## START Data extract

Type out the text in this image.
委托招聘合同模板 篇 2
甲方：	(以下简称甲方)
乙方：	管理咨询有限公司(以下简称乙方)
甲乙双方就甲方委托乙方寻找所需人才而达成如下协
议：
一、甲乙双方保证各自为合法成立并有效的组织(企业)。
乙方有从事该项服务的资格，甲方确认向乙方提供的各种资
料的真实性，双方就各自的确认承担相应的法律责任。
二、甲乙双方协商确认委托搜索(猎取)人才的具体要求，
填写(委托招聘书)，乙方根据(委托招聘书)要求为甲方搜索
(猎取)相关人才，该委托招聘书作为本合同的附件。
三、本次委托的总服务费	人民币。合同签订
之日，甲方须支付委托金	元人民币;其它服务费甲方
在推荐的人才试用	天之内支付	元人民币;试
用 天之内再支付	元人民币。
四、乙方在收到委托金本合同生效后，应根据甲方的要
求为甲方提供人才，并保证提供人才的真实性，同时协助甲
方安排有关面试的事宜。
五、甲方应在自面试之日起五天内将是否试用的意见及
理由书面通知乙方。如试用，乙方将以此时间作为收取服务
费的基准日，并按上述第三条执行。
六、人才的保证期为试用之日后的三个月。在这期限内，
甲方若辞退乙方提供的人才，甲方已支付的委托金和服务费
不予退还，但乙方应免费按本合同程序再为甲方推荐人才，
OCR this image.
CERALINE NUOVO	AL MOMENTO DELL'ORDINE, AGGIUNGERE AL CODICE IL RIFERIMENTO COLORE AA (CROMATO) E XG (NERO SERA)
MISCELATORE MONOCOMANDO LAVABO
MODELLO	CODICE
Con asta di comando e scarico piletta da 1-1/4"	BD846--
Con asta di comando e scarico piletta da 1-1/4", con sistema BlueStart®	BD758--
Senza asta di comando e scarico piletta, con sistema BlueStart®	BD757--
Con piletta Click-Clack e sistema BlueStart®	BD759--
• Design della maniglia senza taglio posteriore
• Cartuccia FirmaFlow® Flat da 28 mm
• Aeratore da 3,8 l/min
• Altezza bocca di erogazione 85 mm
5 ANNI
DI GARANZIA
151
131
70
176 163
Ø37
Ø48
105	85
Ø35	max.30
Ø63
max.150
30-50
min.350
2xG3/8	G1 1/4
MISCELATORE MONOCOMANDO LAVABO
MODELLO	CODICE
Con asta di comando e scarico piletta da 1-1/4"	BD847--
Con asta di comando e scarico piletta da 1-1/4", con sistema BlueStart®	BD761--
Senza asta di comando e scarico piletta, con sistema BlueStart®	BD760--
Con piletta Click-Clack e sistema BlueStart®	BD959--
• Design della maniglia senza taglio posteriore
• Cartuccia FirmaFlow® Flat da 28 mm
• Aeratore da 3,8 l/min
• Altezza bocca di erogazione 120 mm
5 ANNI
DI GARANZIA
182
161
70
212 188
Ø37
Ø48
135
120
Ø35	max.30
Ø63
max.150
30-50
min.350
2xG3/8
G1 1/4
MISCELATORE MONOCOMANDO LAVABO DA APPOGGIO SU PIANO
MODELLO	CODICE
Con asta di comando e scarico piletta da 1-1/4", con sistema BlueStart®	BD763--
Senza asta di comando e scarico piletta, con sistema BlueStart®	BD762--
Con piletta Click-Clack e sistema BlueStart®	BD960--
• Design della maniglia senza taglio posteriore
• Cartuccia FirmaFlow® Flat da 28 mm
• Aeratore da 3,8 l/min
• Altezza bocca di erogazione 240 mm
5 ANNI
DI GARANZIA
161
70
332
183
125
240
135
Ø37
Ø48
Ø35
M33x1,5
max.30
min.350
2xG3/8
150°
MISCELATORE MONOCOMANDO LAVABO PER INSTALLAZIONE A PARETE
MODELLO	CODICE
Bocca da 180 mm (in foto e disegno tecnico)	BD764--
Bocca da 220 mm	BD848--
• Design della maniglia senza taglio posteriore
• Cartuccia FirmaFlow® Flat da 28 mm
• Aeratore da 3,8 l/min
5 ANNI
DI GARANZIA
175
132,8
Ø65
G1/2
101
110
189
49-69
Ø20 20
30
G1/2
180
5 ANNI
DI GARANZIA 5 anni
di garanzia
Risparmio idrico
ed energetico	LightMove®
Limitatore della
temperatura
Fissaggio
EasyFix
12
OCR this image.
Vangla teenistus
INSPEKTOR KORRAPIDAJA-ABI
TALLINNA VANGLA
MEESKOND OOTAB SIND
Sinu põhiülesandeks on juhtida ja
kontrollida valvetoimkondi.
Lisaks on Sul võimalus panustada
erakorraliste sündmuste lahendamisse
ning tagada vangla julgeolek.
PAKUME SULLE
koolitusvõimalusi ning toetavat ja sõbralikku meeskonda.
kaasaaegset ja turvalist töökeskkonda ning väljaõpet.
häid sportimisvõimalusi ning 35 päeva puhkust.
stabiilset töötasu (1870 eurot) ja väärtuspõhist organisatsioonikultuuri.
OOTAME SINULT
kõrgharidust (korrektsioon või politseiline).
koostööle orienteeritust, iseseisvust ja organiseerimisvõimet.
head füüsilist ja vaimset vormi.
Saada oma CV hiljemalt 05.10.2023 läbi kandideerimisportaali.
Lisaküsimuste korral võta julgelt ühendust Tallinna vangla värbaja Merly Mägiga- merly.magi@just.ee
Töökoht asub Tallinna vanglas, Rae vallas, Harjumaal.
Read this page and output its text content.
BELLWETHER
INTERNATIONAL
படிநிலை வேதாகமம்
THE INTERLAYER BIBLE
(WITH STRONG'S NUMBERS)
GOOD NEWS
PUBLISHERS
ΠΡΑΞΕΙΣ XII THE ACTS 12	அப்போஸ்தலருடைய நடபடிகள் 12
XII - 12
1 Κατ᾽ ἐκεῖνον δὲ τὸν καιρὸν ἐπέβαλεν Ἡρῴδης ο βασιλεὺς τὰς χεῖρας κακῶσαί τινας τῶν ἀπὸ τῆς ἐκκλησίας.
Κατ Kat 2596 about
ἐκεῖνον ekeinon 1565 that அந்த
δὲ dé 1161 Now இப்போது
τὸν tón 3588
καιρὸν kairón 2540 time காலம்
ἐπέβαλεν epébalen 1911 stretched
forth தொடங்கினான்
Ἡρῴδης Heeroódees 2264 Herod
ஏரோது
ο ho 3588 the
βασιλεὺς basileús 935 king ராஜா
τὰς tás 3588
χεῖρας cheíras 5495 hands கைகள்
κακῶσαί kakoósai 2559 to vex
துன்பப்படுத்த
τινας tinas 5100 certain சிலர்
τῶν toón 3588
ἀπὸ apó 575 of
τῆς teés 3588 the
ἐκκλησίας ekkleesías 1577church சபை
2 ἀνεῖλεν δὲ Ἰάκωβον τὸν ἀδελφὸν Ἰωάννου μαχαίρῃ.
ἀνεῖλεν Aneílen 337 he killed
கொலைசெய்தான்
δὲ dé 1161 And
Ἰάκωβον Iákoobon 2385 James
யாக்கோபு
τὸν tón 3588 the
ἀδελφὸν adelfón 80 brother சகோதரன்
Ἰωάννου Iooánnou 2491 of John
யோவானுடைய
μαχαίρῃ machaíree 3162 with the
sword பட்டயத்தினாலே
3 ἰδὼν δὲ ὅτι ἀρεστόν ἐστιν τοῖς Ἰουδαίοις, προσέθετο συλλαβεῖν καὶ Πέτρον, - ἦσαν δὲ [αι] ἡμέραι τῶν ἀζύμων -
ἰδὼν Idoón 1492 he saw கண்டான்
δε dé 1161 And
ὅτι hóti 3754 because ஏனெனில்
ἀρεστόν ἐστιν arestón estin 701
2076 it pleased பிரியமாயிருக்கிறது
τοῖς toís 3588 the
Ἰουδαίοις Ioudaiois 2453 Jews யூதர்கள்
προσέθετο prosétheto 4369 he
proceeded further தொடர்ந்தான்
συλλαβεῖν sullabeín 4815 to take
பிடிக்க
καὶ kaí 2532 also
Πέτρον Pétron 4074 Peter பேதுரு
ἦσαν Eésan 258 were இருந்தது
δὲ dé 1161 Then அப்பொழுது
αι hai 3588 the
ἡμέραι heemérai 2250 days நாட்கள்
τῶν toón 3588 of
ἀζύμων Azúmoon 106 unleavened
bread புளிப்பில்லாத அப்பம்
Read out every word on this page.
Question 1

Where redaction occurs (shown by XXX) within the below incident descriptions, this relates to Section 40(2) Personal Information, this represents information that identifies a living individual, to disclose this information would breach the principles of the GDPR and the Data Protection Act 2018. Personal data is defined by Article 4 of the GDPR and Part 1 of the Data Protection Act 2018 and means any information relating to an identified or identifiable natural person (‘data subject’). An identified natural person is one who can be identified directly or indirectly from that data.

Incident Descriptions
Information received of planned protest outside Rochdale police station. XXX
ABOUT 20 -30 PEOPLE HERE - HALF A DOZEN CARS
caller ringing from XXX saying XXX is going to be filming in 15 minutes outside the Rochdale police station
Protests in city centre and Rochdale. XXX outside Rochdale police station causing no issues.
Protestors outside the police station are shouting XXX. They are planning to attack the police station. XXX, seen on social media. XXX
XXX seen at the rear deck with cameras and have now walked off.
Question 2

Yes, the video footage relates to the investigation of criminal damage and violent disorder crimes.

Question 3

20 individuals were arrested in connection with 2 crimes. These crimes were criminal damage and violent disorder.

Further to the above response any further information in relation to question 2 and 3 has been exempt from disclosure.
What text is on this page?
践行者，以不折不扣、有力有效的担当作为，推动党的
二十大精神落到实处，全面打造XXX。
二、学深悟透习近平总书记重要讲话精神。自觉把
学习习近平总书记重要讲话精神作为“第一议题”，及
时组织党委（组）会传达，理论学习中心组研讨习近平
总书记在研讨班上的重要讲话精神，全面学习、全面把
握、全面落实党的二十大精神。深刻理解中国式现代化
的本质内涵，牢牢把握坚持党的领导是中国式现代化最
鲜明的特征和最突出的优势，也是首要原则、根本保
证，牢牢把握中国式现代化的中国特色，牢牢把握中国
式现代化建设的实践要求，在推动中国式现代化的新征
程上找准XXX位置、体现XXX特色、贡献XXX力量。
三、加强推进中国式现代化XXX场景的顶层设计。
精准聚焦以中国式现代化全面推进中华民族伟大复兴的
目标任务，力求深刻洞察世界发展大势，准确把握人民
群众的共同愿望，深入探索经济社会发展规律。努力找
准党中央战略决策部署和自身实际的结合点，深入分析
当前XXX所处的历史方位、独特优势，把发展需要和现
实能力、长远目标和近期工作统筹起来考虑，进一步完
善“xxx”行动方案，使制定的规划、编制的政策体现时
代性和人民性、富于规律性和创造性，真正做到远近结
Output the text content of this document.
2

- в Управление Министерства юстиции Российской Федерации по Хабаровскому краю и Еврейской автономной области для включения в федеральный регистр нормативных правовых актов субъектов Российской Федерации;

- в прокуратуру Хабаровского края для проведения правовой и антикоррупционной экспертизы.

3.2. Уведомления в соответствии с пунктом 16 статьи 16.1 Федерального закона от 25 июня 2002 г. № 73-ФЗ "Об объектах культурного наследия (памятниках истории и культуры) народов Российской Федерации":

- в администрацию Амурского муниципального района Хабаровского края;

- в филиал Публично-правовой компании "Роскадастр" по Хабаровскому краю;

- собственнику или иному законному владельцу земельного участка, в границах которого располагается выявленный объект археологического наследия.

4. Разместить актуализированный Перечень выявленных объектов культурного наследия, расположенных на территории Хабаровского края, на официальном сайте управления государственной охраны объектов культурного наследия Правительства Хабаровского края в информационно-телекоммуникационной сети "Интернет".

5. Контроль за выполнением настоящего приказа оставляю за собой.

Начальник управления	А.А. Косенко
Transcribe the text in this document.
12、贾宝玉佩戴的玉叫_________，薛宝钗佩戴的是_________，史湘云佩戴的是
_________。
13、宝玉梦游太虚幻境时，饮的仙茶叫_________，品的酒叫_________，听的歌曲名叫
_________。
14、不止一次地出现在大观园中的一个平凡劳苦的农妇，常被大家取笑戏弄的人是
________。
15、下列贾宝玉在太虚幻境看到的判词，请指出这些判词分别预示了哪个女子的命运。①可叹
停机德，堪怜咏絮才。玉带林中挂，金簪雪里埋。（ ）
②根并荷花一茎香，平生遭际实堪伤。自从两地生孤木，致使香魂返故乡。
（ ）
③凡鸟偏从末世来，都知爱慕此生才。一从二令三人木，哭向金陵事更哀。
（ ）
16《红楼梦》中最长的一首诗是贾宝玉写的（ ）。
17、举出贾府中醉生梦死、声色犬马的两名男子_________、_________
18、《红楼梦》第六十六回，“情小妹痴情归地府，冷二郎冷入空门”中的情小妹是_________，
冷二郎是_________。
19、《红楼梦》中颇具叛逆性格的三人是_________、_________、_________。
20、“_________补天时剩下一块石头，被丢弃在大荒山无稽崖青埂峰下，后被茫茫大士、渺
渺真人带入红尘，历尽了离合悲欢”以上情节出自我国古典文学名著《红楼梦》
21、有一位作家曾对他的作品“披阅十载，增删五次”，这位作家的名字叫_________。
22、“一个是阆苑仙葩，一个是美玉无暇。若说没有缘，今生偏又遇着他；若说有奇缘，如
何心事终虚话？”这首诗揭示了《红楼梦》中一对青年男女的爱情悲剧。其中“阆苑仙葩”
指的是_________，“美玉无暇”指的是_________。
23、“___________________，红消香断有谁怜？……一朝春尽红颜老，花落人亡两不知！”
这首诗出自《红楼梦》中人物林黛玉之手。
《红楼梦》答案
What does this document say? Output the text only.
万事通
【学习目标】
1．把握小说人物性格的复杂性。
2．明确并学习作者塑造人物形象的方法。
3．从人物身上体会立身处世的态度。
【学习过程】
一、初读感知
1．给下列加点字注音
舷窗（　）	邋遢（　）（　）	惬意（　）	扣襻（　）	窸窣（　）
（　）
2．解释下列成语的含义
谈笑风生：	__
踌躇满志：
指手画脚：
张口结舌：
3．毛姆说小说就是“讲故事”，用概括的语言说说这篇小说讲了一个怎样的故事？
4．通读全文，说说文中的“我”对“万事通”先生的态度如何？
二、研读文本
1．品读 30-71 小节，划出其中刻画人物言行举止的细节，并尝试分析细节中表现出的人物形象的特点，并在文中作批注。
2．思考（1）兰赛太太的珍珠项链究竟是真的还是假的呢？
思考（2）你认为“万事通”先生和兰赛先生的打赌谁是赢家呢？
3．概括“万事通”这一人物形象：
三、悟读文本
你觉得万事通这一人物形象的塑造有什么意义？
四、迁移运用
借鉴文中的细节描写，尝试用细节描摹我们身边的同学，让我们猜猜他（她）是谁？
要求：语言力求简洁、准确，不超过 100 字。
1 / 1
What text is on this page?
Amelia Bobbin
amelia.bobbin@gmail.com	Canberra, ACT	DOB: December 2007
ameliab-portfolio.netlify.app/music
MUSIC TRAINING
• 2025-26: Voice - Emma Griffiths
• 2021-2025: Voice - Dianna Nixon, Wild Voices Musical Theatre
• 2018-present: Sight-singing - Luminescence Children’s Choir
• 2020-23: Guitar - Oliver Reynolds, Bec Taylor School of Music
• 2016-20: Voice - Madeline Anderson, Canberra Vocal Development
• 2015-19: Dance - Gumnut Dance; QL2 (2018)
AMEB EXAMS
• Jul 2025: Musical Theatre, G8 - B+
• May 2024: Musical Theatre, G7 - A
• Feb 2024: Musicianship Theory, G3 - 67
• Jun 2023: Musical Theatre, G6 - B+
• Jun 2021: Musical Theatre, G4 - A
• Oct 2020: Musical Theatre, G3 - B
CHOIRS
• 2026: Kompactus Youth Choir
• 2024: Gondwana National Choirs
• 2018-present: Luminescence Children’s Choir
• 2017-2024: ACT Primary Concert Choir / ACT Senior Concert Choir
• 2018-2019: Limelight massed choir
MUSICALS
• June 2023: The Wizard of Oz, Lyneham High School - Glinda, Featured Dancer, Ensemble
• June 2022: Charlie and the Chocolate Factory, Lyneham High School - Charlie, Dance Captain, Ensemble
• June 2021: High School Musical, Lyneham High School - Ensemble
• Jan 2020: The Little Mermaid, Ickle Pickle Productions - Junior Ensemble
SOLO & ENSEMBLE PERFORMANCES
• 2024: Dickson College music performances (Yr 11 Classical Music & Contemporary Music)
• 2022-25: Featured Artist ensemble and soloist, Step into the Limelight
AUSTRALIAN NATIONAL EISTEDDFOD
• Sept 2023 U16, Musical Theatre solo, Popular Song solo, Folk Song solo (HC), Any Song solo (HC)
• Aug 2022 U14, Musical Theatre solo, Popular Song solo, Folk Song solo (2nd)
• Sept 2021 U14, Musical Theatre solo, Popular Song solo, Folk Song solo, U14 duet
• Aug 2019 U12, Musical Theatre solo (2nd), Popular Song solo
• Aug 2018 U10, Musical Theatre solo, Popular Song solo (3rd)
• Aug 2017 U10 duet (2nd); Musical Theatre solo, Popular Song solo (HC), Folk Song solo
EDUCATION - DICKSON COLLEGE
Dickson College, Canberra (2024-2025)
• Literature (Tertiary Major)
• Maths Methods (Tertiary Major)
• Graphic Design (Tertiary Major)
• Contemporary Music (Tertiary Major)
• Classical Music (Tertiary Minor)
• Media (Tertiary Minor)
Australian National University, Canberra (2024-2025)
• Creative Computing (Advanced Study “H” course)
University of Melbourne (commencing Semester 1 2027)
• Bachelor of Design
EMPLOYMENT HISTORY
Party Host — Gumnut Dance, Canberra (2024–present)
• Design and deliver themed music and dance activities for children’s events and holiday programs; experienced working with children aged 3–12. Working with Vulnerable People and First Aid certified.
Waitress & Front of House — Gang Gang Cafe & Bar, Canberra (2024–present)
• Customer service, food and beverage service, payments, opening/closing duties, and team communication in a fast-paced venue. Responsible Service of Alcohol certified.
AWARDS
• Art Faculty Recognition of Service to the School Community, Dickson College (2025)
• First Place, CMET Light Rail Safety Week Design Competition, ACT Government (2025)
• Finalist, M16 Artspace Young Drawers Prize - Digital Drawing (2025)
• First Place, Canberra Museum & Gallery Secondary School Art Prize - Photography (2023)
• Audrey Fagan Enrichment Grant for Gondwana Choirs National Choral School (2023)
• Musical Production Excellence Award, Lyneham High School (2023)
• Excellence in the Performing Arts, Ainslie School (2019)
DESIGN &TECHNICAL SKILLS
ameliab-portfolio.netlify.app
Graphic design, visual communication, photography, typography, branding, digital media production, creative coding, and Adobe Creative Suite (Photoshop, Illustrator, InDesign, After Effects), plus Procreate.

## END Data extract

### Exercise description
Pull out every line of the entries that includes the word "further".

### Correct answer
proceeded further தொடர்ந்தான்
Further to the above response any further information in relation to question 2 and 3 has been exempt from disclosure.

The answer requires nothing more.